▸ **Exercise prompt**: Find how many lines of the listing below include the word "Output", then report the number by itself.

▸ **Dataset excerpts**:
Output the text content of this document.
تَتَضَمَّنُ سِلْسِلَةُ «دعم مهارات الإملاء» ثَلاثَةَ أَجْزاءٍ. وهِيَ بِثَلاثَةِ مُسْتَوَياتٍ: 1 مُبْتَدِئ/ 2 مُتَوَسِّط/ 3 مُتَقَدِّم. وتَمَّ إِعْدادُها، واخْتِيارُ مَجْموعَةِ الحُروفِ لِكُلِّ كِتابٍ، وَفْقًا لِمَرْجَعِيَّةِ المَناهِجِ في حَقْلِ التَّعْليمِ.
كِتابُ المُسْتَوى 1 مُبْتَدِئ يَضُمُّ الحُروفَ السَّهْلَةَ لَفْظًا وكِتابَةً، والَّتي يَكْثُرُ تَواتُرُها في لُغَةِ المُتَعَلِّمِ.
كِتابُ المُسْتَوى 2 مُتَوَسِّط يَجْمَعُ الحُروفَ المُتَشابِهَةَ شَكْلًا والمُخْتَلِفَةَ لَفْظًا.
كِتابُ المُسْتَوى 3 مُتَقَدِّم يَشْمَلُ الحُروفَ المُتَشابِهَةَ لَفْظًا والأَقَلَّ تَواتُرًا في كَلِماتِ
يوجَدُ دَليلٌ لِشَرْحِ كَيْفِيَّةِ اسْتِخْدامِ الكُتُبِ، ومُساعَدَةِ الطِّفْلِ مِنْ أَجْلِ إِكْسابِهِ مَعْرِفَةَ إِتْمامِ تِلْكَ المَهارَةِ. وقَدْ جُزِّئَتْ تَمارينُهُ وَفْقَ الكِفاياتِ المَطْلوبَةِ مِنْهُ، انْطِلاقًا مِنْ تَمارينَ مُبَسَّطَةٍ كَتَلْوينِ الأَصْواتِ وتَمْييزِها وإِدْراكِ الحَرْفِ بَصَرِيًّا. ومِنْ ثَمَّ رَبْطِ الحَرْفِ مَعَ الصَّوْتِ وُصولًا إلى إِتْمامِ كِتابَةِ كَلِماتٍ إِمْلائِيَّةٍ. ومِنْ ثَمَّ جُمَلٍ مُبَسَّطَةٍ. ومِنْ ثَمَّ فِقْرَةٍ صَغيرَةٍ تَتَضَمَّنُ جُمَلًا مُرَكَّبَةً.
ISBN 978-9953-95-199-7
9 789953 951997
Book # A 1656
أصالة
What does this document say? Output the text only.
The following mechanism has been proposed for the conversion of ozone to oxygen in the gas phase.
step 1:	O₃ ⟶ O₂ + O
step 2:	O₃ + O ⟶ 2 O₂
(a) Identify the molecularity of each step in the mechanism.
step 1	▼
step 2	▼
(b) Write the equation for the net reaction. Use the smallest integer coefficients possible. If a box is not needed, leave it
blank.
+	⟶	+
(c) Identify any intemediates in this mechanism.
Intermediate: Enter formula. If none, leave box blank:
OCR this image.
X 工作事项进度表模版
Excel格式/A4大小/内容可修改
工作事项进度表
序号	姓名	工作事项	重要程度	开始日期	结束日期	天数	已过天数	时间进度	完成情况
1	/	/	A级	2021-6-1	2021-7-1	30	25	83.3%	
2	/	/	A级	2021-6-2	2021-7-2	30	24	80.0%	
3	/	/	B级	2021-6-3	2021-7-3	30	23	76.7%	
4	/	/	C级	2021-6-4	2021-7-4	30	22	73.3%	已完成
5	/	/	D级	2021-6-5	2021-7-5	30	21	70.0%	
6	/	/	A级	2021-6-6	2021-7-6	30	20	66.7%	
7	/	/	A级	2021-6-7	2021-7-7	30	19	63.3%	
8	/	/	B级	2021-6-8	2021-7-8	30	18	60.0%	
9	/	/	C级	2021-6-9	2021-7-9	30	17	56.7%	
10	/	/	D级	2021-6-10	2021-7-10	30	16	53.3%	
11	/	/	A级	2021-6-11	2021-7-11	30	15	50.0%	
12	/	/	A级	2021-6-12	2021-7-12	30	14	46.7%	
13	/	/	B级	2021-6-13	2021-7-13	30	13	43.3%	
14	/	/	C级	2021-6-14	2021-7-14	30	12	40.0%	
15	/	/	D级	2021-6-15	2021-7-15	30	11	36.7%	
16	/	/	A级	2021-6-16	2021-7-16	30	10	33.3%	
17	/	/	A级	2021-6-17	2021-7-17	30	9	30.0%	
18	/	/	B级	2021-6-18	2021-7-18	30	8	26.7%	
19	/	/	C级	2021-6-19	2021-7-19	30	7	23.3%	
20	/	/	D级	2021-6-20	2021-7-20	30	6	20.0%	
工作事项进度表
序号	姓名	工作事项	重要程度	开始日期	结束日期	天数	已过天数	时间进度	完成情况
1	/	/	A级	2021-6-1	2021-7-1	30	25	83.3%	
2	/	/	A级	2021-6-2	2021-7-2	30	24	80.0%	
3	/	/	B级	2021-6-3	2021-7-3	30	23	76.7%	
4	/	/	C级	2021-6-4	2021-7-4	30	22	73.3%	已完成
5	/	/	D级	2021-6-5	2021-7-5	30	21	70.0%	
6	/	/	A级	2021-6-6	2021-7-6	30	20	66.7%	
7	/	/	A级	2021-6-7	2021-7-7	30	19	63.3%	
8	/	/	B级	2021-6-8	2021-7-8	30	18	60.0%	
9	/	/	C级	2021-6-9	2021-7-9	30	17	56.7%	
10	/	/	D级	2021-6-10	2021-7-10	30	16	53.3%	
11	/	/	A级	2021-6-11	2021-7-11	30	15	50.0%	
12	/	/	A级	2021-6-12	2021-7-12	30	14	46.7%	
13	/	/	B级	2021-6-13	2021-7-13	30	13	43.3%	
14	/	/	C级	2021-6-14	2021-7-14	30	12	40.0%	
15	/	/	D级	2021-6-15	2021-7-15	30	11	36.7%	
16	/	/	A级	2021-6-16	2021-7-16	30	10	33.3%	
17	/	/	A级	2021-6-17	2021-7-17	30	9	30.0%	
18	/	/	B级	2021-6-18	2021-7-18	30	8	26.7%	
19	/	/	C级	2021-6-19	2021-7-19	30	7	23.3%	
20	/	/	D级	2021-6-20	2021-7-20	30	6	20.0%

▸ **Correct answer**: 2